Task objective. Go through the listing and copy each line with the string "color".
•••••
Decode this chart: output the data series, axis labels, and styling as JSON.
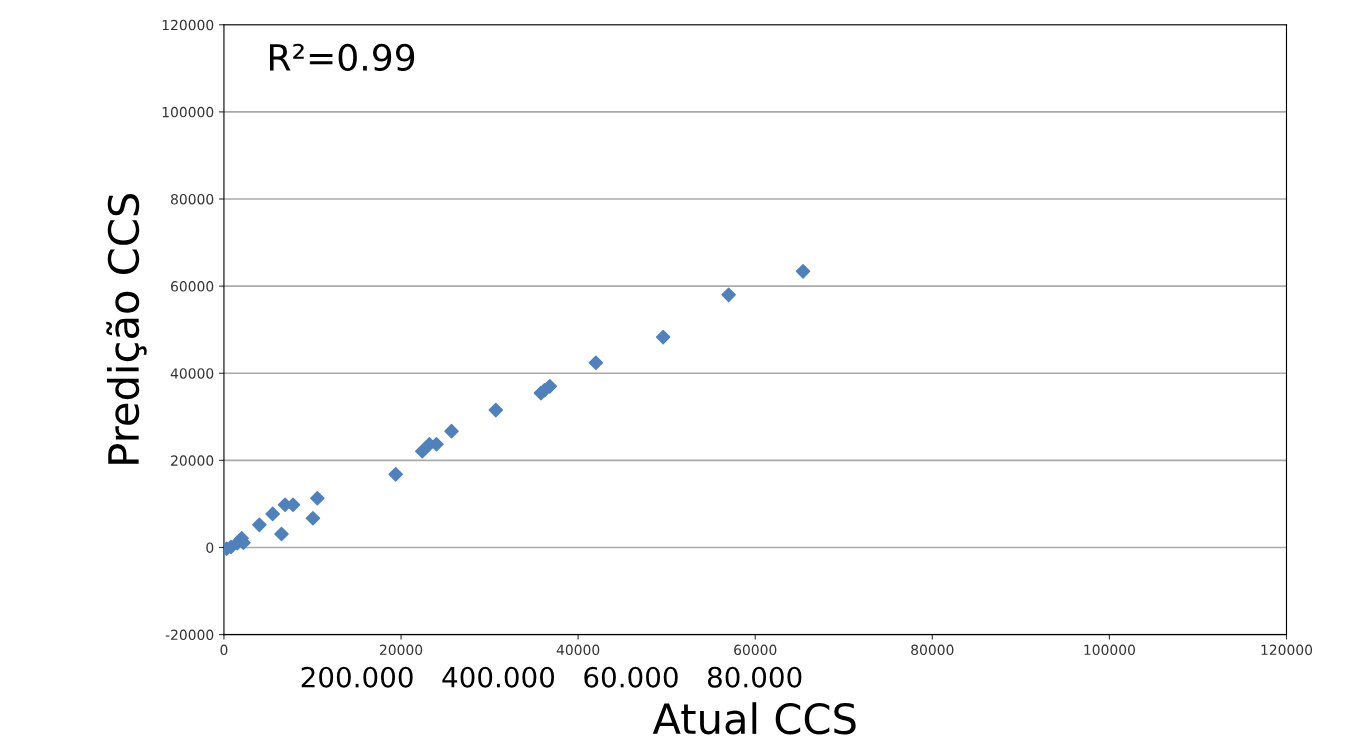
{
  "chart_data": {
    "type": "scatter",
    "xlabel": "Atual CCS",
    "ylabel": "Predição CCS",
    "annotations": [
      "R²=0.99",
      "200.000   400.000   60.000   80.000"
    ],
    "x": [
      300,
      800,
      1500,
      2000,
      2200,
      4000,
      5500,
      6500,
      6900,
      7800,
      10050,
      10550,
      19400,
      22400,
      23200,
      24000,
      25700,
      30700,
      35800,
      36200,
      36800,
      42000,
      49600,
      57000,
      65400
    ],
    "series": [
      {
        "color": "#4f81bd",
        "values": [
          -300,
          100,
          1000,
          2100,
          1100,
          5200,
          7700,
          3100,
          9800,
          9800,
          6700,
          11300,
          16800,
          22100,
          23700,
          23700,
          26700,
          31550,
          35450,
          36100,
          37000,
          42400,
          48300,
          58000,
          63400
        ]
      }
    ],
    "xlim": [
      0,
      120000
    ],
    "xticks": [
      0,
      20000,
      40000,
      60000,
      80000,
      100000,
      120000
    ],
    "ylim": [
      -20000,
      120000
    ],
    "yticks": [
      -20000,
      0,
      20000,
      40000,
      60000,
      80000,
      100000,
      120000
    ],
    "grid": "y",
    "marker": "diamond"
  }
}
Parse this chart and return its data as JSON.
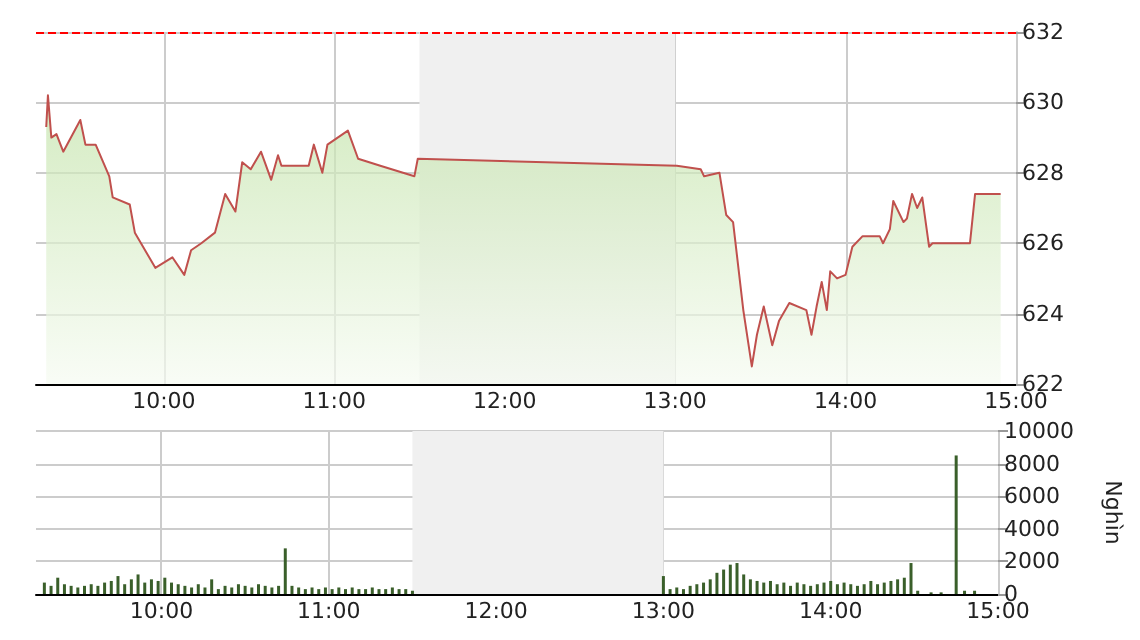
{
  "chart_data": [
    {
      "type": "area",
      "marker": "none",
      "grid": true,
      "x": [
        9.31,
        9.32,
        9.34,
        9.37,
        9.41,
        9.51,
        9.54,
        9.6,
        9.68,
        9.7,
        9.8,
        9.83,
        9.95,
        10.05,
        10.12,
        10.16,
        10.22,
        10.3,
        10.36,
        10.42,
        10.46,
        10.51,
        10.57,
        10.63,
        10.67,
        10.69,
        10.85,
        10.88,
        10.93,
        10.96,
        11.08,
        11.14,
        11.27,
        11.47,
        11.49,
        13.01,
        13.15,
        13.17,
        13.26,
        13.3,
        13.34,
        13.4,
        13.45,
        13.48,
        13.52,
        13.57,
        13.61,
        13.67,
        13.77,
        13.8,
        13.83,
        13.86,
        13.89,
        13.91,
        13.95,
        14.0,
        14.04,
        14.1,
        14.2,
        14.22,
        14.26,
        14.28,
        14.34,
        14.36,
        14.39,
        14.42,
        14.45,
        14.49,
        14.51,
        14.73,
        14.76,
        14.91
      ],
      "series": [
        {
          "color": "#c0504d",
          "values": [
            629.3,
            630.2,
            629.0,
            629.1,
            628.6,
            629.5,
            628.8,
            628.8,
            627.9,
            627.3,
            627.1,
            626.3,
            625.3,
            625.6,
            625.1,
            625.8,
            626.0,
            626.3,
            627.4,
            626.9,
            628.3,
            628.1,
            628.6,
            627.8,
            628.5,
            628.2,
            628.2,
            628.8,
            628.0,
            628.8,
            629.2,
            628.4,
            628.2,
            627.9,
            628.4,
            628.2,
            628.1,
            627.9,
            628.0,
            626.8,
            626.6,
            624.1,
            622.5,
            623.4,
            624.2,
            623.1,
            623.8,
            624.3,
            624.1,
            623.4,
            624.2,
            624.9,
            624.1,
            625.2,
            625.0,
            625.1,
            625.9,
            626.2,
            626.2,
            626.0,
            626.4,
            627.2,
            626.6,
            626.7,
            627.4,
            627.0,
            627.3,
            625.9,
            626.0,
            626.0,
            627.4,
            627.4
          ]
        }
      ],
      "xlim": [
        9.25,
        15
      ],
      "xticks": [
        {
          "value": 10,
          "label": "10:00"
        },
        {
          "value": 11,
          "label": "11:00"
        },
        {
          "value": 12,
          "label": "12:00"
        },
        {
          "value": 13,
          "label": "13:00"
        },
        {
          "value": 14,
          "label": "14:00"
        },
        {
          "value": 15,
          "label": "15:00"
        }
      ],
      "ylim": [
        622,
        632
      ],
      "yticks": [
        622,
        624,
        626,
        628,
        630,
        632
      ],
      "ref_lines": [
        {
          "axis": "y",
          "value": 632,
          "color": "#ff0000",
          "line_style": "dashed"
        }
      ],
      "bands": [
        {
          "axis": "x",
          "from": 11.5,
          "to": 13,
          "color": "#f0f0f0"
        }
      ]
    },
    {
      "type": "bar",
      "grid": true,
      "ylabel": "Nghìn",
      "x": [
        9.3,
        9.34,
        9.38,
        9.42,
        9.46,
        9.5,
        9.54,
        9.58,
        9.62,
        9.66,
        9.7,
        9.74,
        9.78,
        9.82,
        9.86,
        9.9,
        9.94,
        9.98,
        10.02,
        10.06,
        10.1,
        10.14,
        10.18,
        10.22,
        10.26,
        10.3,
        10.34,
        10.38,
        10.42,
        10.46,
        10.5,
        10.54,
        10.58,
        10.62,
        10.66,
        10.7,
        10.74,
        10.78,
        10.82,
        10.86,
        10.9,
        10.94,
        10.98,
        11.02,
        11.06,
        11.1,
        11.14,
        11.18,
        11.22,
        11.26,
        11.3,
        11.34,
        11.38,
        11.42,
        11.46,
        11.5,
        13.0,
        13.04,
        13.08,
        13.12,
        13.16,
        13.2,
        13.24,
        13.28,
        13.32,
        13.36,
        13.4,
        13.44,
        13.48,
        13.52,
        13.56,
        13.6,
        13.64,
        13.68,
        13.72,
        13.76,
        13.8,
        13.84,
        13.88,
        13.92,
        13.96,
        14.0,
        14.04,
        14.08,
        14.12,
        14.16,
        14.2,
        14.24,
        14.28,
        14.32,
        14.36,
        14.4,
        14.44,
        14.48,
        14.52,
        14.6,
        14.66,
        14.75,
        14.8,
        14.86
      ],
      "series": [
        {
          "color": "#3a5f2a",
          "values": [
            700,
            500,
            1000,
            600,
            500,
            400,
            500,
            600,
            500,
            700,
            800,
            1100,
            600,
            900,
            1200,
            700,
            900,
            800,
            1000,
            700,
            600,
            500,
            400,
            600,
            400,
            900,
            300,
            500,
            400,
            600,
            500,
            400,
            600,
            500,
            400,
            500,
            2800,
            500,
            400,
            300,
            400,
            300,
            400,
            300,
            400,
            300,
            400,
            300,
            300,
            400,
            300,
            300,
            400,
            300,
            300,
            200,
            1100,
            300,
            400,
            300,
            500,
            600,
            700,
            900,
            1300,
            1500,
            1800,
            1900,
            1200,
            900,
            800,
            700,
            800,
            600,
            700,
            500,
            700,
            600,
            500,
            600,
            700,
            800,
            600,
            700,
            600,
            500,
            600,
            800,
            600,
            700,
            800,
            900,
            1000,
            1900,
            200,
            100,
            100,
            8500,
            200,
            200
          ]
        }
      ],
      "xlim": [
        9.25,
        15
      ],
      "xticks": [
        {
          "value": 10,
          "label": "10:00"
        },
        {
          "value": 11,
          "label": "11:00"
        },
        {
          "value": 12,
          "label": "12:00"
        },
        {
          "value": 13,
          "label": "13:00"
        },
        {
          "value": 14,
          "label": "14:00"
        },
        {
          "value": 15,
          "label": "15:00"
        }
      ],
      "ylim": [
        0,
        10000
      ],
      "yticks": [
        0,
        2000,
        4000,
        6000,
        8000,
        10000
      ],
      "bands": [
        {
          "axis": "x",
          "from": 11.5,
          "to": 13,
          "color": "#f0f0f0"
        }
      ]
    }
  ]
}
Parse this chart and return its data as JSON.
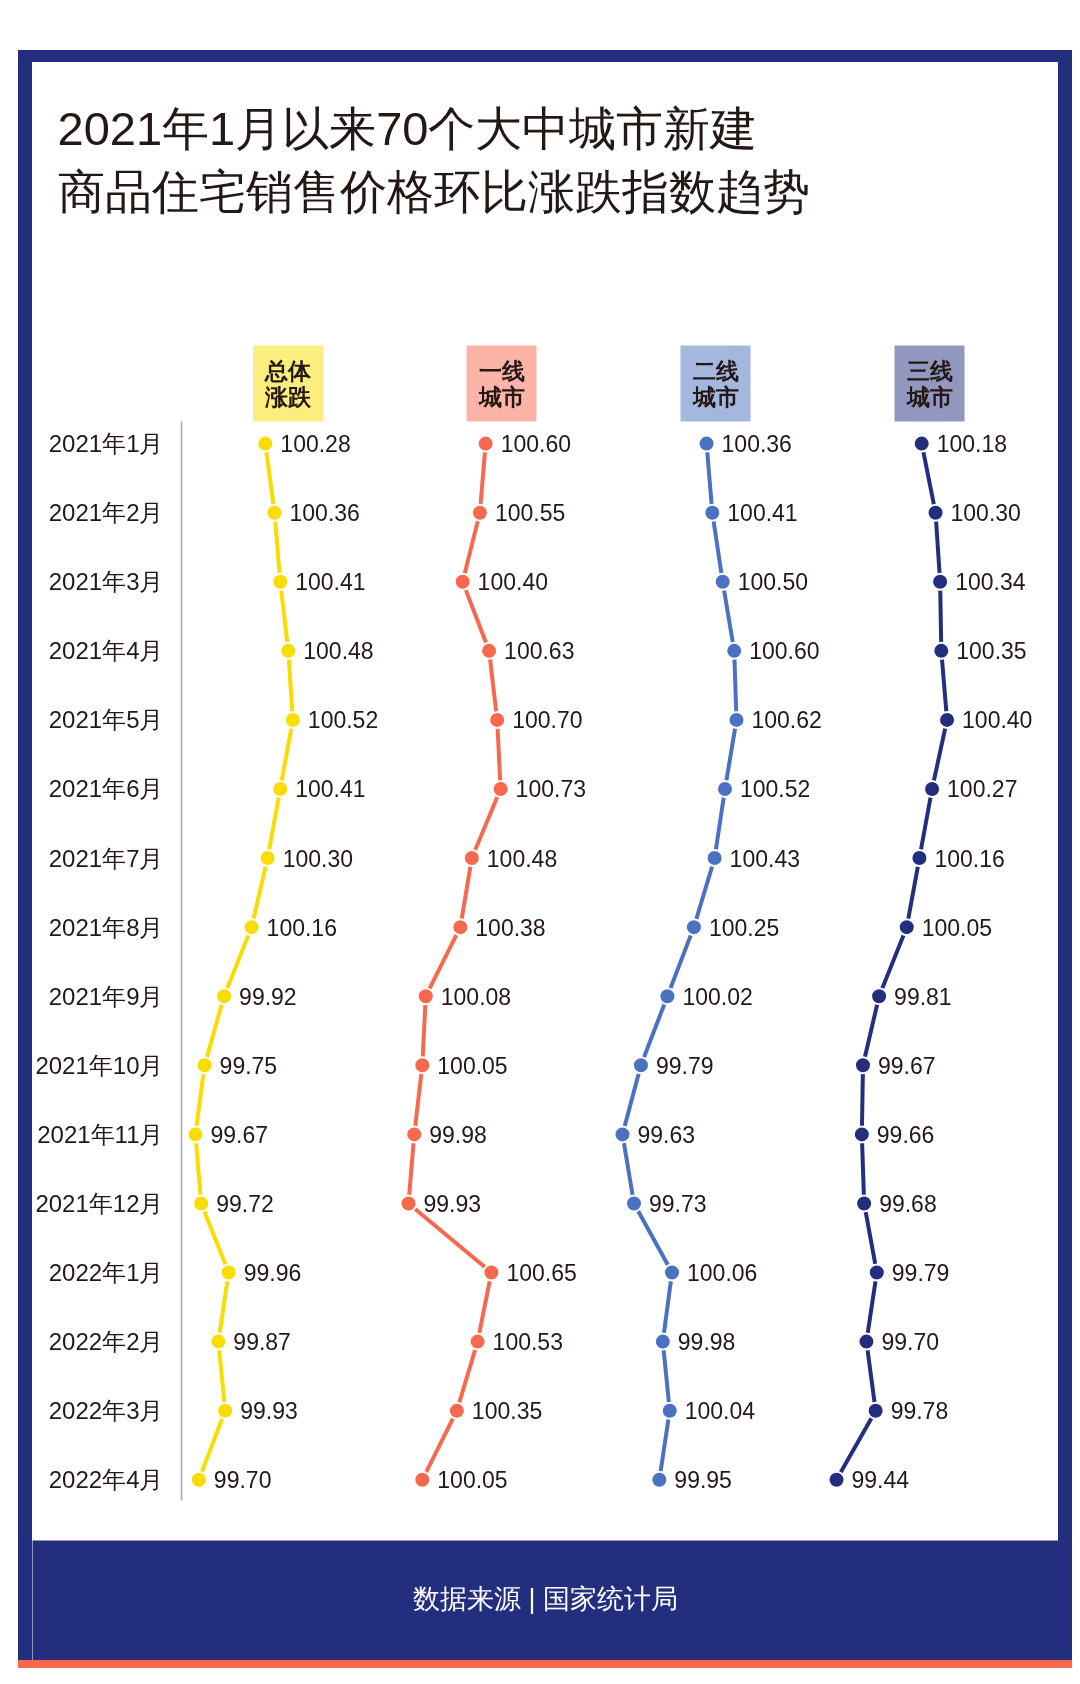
{
  "chart_data": [
    {
      "type": "line",
      "orientation": "horizontal",
      "title": "2021年1月以来70个大中城市新建商品住宅销售价格环比涨跌指数趋势",
      "annotations": [
        "数据来源 | 国家统计局"
      ],
      "categories": [
        "2021年1月",
        "2021年2月",
        "2021年3月",
        "2021年4月",
        "2021年5月",
        "2021年6月",
        "2021年7月",
        "2021年8月",
        "2021年9月",
        "2021年10月",
        "2021年11月",
        "2021年12月",
        "2022年1月",
        "2022年2月",
        "2022年3月",
        "2022年4月"
      ],
      "series": [
        {
          "name": "总体涨跌",
          "color": "#f9dc00",
          "values": [
            100.28,
            100.36,
            100.41,
            100.48,
            100.52,
            100.41,
            100.3,
            100.16,
            99.92,
            99.75,
            99.67,
            99.72,
            99.96,
            99.87,
            99.93,
            99.7
          ],
          "value_labels": [
            "100.28",
            "100.36",
            "100.41",
            "100.48",
            "100.52",
            "100.41",
            "100.30",
            "100.16",
            "99.92",
            "99.75",
            "99.67",
            "99.72",
            "99.96",
            "99.87",
            "99.93",
            "99.70"
          ]
        }
      ],
      "marker": "circle",
      "tick_labels": "y"
    },
    {
      "type": "line",
      "orientation": "horizontal",
      "categories": [
        null,
        null,
        null,
        null,
        null,
        null,
        null,
        null,
        null,
        null,
        null,
        null,
        null,
        null,
        null,
        null
      ],
      "series": [
        {
          "name": "一线城市",
          "color": "#f7694f",
          "values": [
            100.6,
            100.55,
            100.4,
            100.63,
            100.7,
            100.73,
            100.48,
            100.38,
            100.08,
            100.05,
            99.98,
            99.93,
            100.65,
            100.53,
            100.35,
            100.05
          ],
          "value_labels": [
            "100.60",
            "100.55",
            "100.40",
            "100.63",
            "100.70",
            "100.73",
            "100.48",
            "100.38",
            "100.08",
            "100.05",
            "99.98",
            "99.93",
            "100.65",
            "100.53",
            "100.35",
            "100.05"
          ]
        }
      ],
      "marker": "circle",
      "tick_labels": false
    },
    {
      "type": "line",
      "orientation": "horizontal",
      "categories": [
        null,
        null,
        null,
        null,
        null,
        null,
        null,
        null,
        null,
        null,
        null,
        null,
        null,
        null,
        null,
        null
      ],
      "series": [
        {
          "name": "二线城市",
          "color": "#4a72c0",
          "values": [
            100.36,
            100.41,
            100.5,
            100.6,
            100.62,
            100.52,
            100.43,
            100.25,
            100.02,
            99.79,
            99.63,
            99.73,
            100.06,
            99.98,
            100.04,
            99.95
          ],
          "value_labels": [
            "100.36",
            "100.41",
            "100.50",
            "100.60",
            "100.62",
            "100.52",
            "100.43",
            "100.25",
            "100.02",
            "99.79",
            "99.63",
            "99.73",
            "100.06",
            "99.98",
            "100.04",
            "99.95"
          ]
        }
      ],
      "marker": "circle",
      "tick_labels": false
    },
    {
      "type": "line",
      "orientation": "horizontal",
      "categories": [
        null,
        null,
        null,
        null,
        null,
        null,
        null,
        null,
        null,
        null,
        null,
        null,
        null,
        null,
        null,
        null
      ],
      "series": [
        {
          "name": "三线城市",
          "color": "#232f7e",
          "values": [
            100.18,
            100.3,
            100.34,
            100.35,
            100.4,
            100.27,
            100.16,
            100.05,
            99.81,
            99.67,
            99.66,
            99.68,
            99.79,
            99.7,
            99.78,
            99.44
          ],
          "value_labels": [
            "100.18",
            "100.30",
            "100.34",
            "100.35",
            "100.40",
            "100.27",
            "100.16",
            "100.05",
            "99.81",
            "99.67",
            "99.66",
            "99.68",
            "99.79",
            "99.70",
            "99.78",
            "99.44"
          ]
        }
      ],
      "marker": "circle",
      "tick_labels": false
    }
  ]
}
•••••
Correct output.
        "color": "#4f81bd",
          "color": "#c0504d",
          "color": "#ff0000",
          "color": "#f0f0f0"
          "color": "#3a5f2a",
          "color": "#f0f0f0"
          "color": "#f9dc00",
          "color": "#f7694f",
          "color": "#4a72c0",
          "color": "#232f7e",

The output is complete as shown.